EXERCISE OBJECTIVE: Each line in the entries below that holds the string "Silver" is to be listed.
begin DATA LINES
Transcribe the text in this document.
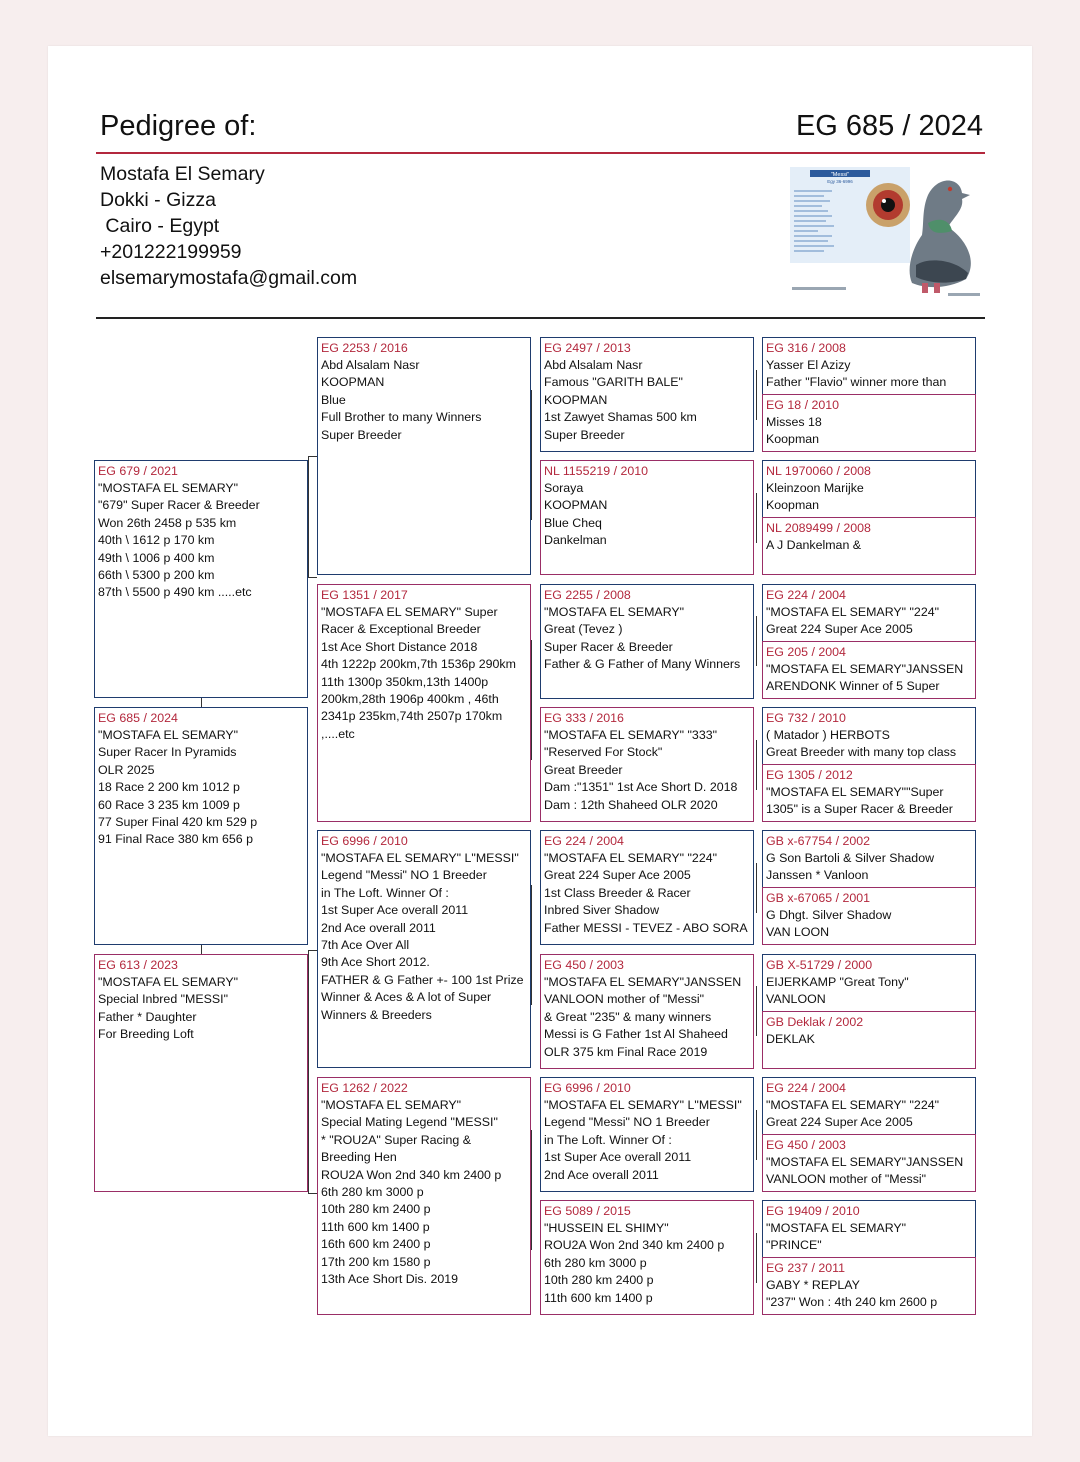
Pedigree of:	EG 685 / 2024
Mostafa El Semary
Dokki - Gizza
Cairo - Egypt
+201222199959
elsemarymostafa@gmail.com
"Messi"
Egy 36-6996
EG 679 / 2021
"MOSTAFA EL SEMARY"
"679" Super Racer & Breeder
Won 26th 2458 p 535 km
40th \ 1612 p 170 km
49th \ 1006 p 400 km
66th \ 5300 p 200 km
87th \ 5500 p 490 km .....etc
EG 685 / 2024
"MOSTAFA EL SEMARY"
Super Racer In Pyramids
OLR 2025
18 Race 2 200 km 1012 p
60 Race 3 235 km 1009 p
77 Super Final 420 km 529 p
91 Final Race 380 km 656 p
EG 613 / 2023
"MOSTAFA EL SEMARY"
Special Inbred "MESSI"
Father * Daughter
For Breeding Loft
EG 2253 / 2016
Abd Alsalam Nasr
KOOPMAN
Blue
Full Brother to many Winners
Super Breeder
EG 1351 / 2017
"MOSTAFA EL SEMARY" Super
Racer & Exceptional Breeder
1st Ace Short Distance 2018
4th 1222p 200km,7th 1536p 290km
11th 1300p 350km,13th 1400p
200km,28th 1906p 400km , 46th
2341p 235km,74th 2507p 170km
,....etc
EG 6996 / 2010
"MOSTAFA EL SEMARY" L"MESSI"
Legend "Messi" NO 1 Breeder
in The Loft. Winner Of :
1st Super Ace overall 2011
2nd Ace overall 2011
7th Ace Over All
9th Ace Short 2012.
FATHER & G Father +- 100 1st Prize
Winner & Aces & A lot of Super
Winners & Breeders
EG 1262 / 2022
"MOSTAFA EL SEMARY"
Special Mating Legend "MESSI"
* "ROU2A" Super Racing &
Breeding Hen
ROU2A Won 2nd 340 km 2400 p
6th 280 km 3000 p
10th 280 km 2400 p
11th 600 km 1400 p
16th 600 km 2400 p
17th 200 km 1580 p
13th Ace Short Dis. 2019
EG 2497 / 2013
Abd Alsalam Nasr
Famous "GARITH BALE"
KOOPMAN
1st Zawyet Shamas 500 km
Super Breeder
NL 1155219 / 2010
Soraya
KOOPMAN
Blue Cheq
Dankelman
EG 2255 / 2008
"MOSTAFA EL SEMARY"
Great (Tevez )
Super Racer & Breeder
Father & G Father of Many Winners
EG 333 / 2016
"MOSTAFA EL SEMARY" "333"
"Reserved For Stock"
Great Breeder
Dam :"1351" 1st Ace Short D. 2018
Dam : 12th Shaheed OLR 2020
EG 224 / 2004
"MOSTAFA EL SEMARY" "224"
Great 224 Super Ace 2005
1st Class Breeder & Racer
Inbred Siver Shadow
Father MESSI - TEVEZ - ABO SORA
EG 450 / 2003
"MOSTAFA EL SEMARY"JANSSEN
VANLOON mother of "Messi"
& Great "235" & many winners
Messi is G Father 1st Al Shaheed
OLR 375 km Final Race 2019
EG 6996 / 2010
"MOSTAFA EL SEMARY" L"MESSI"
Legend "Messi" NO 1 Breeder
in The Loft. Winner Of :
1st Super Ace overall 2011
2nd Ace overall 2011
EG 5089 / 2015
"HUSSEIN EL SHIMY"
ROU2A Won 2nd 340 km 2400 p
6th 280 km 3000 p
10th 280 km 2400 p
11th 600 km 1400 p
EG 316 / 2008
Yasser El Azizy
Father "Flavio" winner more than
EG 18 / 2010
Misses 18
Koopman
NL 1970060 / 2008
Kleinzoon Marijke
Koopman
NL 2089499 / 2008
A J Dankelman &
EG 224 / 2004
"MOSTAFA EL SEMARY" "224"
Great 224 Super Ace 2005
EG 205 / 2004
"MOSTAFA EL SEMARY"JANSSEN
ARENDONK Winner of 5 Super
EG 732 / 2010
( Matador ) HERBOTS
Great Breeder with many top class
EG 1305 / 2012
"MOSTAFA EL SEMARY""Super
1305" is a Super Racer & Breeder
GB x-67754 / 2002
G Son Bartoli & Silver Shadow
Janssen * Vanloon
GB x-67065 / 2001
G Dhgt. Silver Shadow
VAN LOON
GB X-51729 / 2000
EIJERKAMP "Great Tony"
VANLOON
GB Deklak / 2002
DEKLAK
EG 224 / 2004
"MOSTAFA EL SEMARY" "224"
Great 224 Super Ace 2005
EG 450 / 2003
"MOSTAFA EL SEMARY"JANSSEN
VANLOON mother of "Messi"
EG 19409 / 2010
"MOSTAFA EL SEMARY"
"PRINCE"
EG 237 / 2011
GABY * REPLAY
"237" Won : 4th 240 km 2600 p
end DATA LINES
begin DATA LINES
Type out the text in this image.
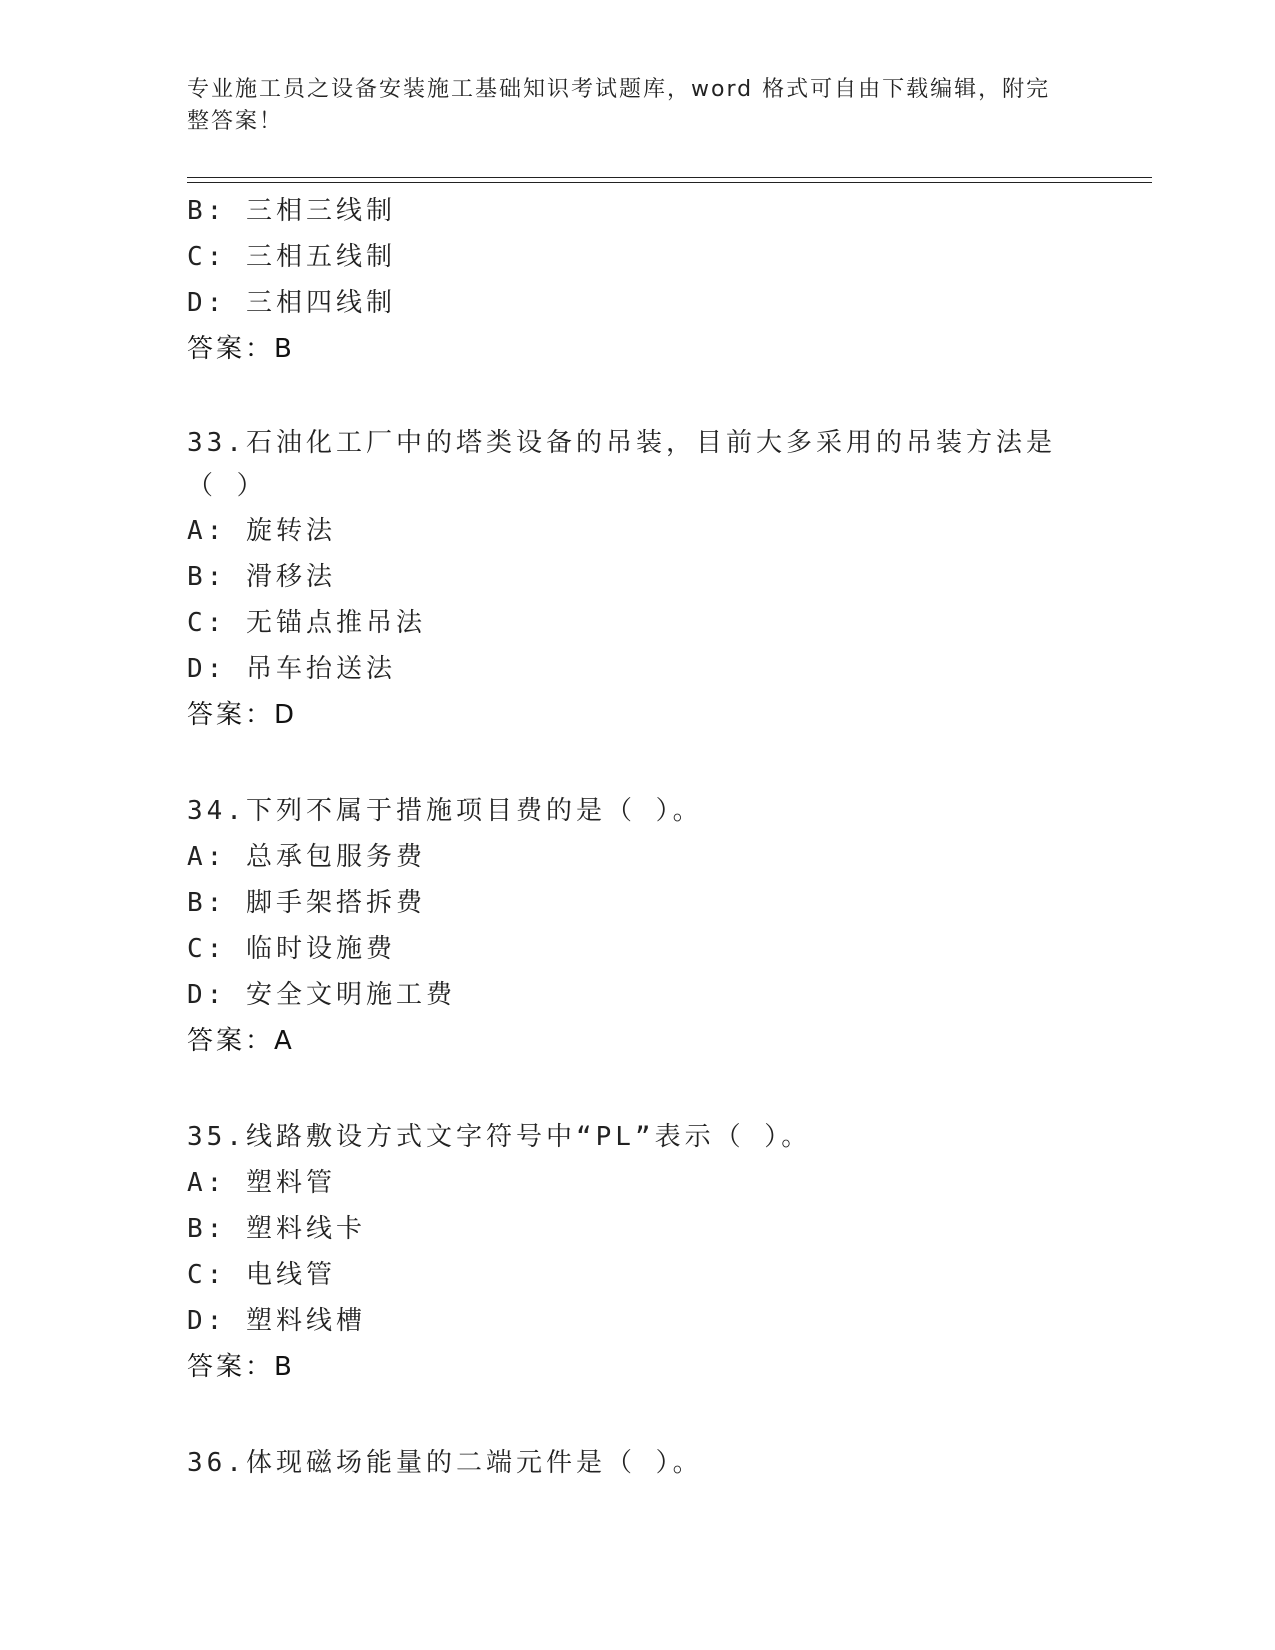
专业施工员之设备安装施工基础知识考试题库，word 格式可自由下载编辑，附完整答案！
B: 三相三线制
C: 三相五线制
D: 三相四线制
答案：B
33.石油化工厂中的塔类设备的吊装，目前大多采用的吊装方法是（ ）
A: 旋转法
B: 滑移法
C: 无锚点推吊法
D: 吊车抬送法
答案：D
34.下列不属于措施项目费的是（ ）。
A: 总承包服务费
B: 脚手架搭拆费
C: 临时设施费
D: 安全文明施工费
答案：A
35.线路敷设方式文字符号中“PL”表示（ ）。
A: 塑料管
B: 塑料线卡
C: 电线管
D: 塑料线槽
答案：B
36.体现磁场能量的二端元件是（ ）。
end DATA LINES
FULL RESPONSE:
G Son Bartoli & Silver Shadow
G Dhgt. Silver Shadow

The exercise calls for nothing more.